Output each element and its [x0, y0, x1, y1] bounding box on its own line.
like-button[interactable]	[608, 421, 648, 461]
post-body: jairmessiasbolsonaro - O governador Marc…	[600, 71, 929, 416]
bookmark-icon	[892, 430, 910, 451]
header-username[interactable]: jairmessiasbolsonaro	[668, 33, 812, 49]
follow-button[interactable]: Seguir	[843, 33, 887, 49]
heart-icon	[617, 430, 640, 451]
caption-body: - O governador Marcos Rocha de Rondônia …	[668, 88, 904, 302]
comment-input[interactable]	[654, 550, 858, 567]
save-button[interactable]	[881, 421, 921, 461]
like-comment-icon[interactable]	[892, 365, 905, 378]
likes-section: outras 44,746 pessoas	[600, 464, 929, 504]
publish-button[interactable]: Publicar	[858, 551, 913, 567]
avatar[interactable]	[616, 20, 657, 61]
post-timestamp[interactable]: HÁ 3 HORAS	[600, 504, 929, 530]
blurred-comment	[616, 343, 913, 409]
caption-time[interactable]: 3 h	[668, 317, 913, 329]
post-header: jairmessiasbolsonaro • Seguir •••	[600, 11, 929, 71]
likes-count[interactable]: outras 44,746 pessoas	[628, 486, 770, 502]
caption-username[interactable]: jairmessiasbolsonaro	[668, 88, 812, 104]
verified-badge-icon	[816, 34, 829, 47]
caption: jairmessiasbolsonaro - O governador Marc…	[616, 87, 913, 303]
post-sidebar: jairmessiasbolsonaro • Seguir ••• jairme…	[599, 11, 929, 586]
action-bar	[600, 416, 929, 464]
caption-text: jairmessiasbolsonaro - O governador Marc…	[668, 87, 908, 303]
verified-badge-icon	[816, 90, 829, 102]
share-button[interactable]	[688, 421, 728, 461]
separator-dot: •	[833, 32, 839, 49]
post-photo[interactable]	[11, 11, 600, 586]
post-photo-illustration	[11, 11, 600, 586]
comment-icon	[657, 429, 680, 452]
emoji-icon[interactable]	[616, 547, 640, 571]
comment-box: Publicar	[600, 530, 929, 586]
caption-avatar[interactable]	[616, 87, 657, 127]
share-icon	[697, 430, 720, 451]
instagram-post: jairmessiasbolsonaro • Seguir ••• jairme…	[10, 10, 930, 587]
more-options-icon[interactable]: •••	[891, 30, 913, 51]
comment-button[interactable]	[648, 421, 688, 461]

◇ ◇ ◇ ◇

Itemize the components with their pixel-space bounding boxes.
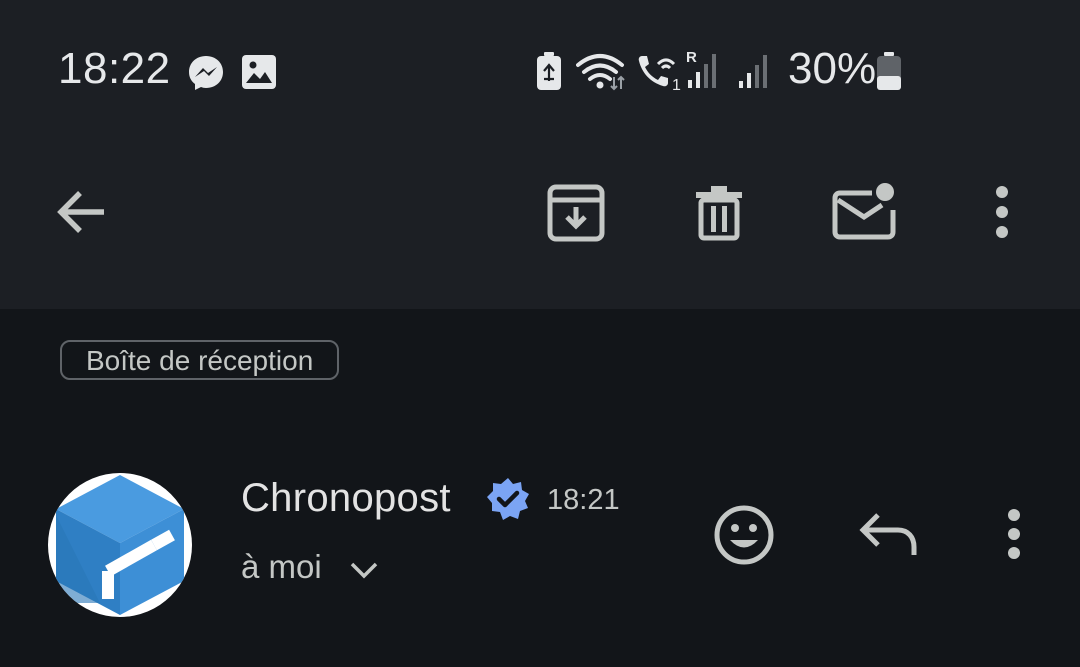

◇ ◇ ◇ ◇

• **Task instructions**
Copy out the records verbatim, starting at the line containing "Output each element" and running through the line containing "post-sidebar: jairmessiasbolsonaro •", with both of those lines included.

• **Reply to the exercise**
Output each element and its [x0, y0, x1, y1] bounding box on its own line.
like-button[interactable]	[608, 421, 648, 461]
post-body: jairmessiasbolsonaro - O governador Marc…	[600, 71, 929, 416]
bookmark-icon	[892, 430, 910, 451]
header-username[interactable]: jairmessiasbolsonaro	[668, 33, 812, 49]
follow-button[interactable]: Seguir	[843, 33, 887, 49]
heart-icon	[617, 430, 640, 451]
caption-body: - O governador Marcos Rocha de Rondônia …	[668, 88, 904, 302]
comment-input[interactable]	[654, 550, 858, 567]
save-button[interactable]	[881, 421, 921, 461]
like-comment-icon[interactable]	[892, 365, 905, 378]
likes-section: outras 44,746 pessoas	[600, 464, 929, 504]
publish-button[interactable]: Publicar	[858, 551, 913, 567]
avatar[interactable]	[616, 20, 657, 61]
post-timestamp[interactable]: HÁ 3 HORAS	[600, 504, 929, 530]
blurred-comment	[616, 343, 913, 409]
caption-time[interactable]: 3 h	[668, 317, 913, 329]
post-header: jairmessiasbolsonaro • Seguir •••	[600, 11, 929, 71]
likes-count[interactable]: outras 44,746 pessoas	[628, 486, 770, 502]
caption-username[interactable]: jairmessiasbolsonaro	[668, 88, 812, 104]
verified-badge-icon	[816, 34, 829, 47]
caption: jairmessiasbolsonaro - O governador Marc…	[616, 87, 913, 303]
post-sidebar: jairmessiasbolsonaro • Seguir ••• jairme…	[599, 11, 929, 586]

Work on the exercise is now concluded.